» **Teks Sumber**:

Berbicara “Maulud Nabi” (Nabi Muhammad saw) atau kelahiran Nabi, berarti berbicara Islam, itu dilahirkan. Sebab, Islam tidak akan diketahui tanpa kelahiran Nabi Muhammad saw yang lahir di Makkah dengan seorang ibu bernama Aminah dan seorang ayah bernama Abdullah, berbangsa dan berbahasa Arab. Maka, dengan kelahiran seorang Nabi yang sangat mulia ini, wujud basyar atau manusia biasa, agar mudah dicontoh suri tauladannya oleh umat manusia pada umumnya; Beliau Nabi Muhammad saw dilahirkan dan dibangkitkan dengan misi dan tugas utamanya untuk memperbaiki akhlaq budi manusia. Maka, dengan demikian, Islam dapat diketahui. Artinya, mengetahui dan bertemu Islam adalah bertemu dengan yang membawa Islam, yaitu Nabi Muhammad saw, agar manusia selamat mulai awal diadakan sampai kembali ke asal muasal manusia berasal, yaitu Allah swt.
Lalu apa Islam itu, kiranya perlu dijelaskan agar didapatkan suatu pengertian. Sehingga, seseorang yang telah mendapatkan pengertian, sedapat mungkin dirinya bisa mempraktekan atau memperlakukannya secara tepat dan benar. Perlakuan atau praktek yang tepat dan benar, maka akan didapatkan paham yang benar, demi terhindarnya seseorang dari kesalah pahaman atau pahamnya menjadi salah.
Islam, sebagaimana dijelaskan di dalam firman Allah swt, di dalam surat Ali Imron ayat 19 adalah yang di sisi Allah. Artinya, Islam itu, yang di sisi Allah. Jalan tempuh menuju yang di sisi-Nya adalah agama (QS 3 : 19). Maka,yang di sisi Allah (‘inda-llah) itulah, al Islam yang musti ditemukan melalui jalan tempuh agama (diin), atau lebih jelasnya disebut “diinul haq”, yaitu jalan kebenaran, berupa petunjuk risalah kenabian beliau Muhammad saw (QS. 48 : 28). Untuk bertemu dengan al Islam yang di sisi Allah, jalan tempuhnya adalah bertemu dengan yang membawa Islam, yakni Nabi Muhammad saw. Bertemu dengan yang membawa Islam, maka bertemu Islam.

» **Catatan Data**:
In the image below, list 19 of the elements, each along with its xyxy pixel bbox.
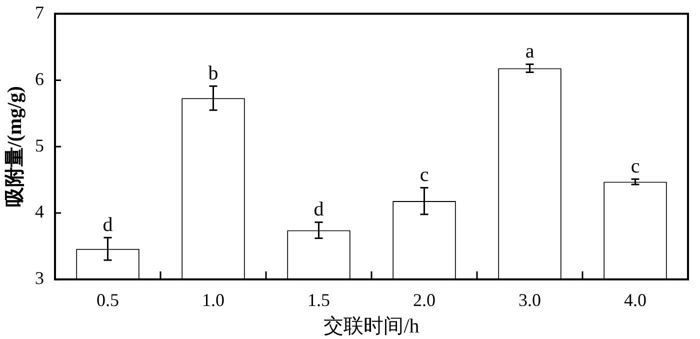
x-axis-title: 交联时间/h — [324, 315, 420, 338]
annotation: d — [102, 214, 113, 236]
annotation: b — [208, 62, 218, 84]
y-tick-label: 5 — [35, 135, 44, 156]
y-tick-label: 3 — [35, 268, 44, 288]
x-tick-label: 4.0 — [624, 290, 646, 310]
annotation: c — [630, 155, 640, 178]
annotation: c — [420, 164, 429, 186]
x-tick-label: 3.0 — [518, 290, 541, 310]
y-tick-label: 4 — [35, 202, 44, 222]
y-tick-label: 6 — [35, 68, 44, 89]
x-tick-label: 2.0 — [413, 290, 436, 310]
y-tick-label: 7 — [35, 2, 44, 23]
x-tick-label: 1.5 — [308, 290, 330, 310]
annotation: a — [525, 40, 534, 63]
x-tick-label: 0.5 — [96, 290, 119, 310]
y-axis-title: 吸附量/(mg/g) — [4, 86, 26, 208]
x-tick-label: 1.0 — [202, 290, 224, 310]
annotation: d — [314, 198, 324, 221]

» **Tugas yang Dikerjakan**: Tuliskan kembali bagian teks sumber dari "Islam, sebagaimana dijelaskan" sampai dengan "maka bertemu Islam." persis sama dengan aslinya. Materi di atas tidak berkaitan dengan teks sumber.

» **Penyelesaian Masalah**:
Islam, sebagaimana dijelaskan di dalam firman Allah swt, di dalam surat Ali Imron ayat 19 adalah yang di sisi Allah. Artinya, Islam itu, yang di sisi Allah. Jalan tempuh menuju yang di sisi-Nya adalah agama (QS 3 : 19). Maka,yang di sisi Allah (‘inda-llah) itulah, al Islam yang musti ditemukan melalui jalan tempuh agama (diin), atau lebih jelasnya disebut “diinul haq”, yaitu jalan kebenaran, berupa petunjuk risalah kenabian beliau Muhammad saw (QS. 48 : 28). Untuk bertemu dengan al Islam yang di sisi Allah, jalan tempuhnya adalah bertemu dengan yang membawa Islam, yakni Nabi Muhammad saw. Bertemu dengan yang membawa Islam, maka bertemu Islam.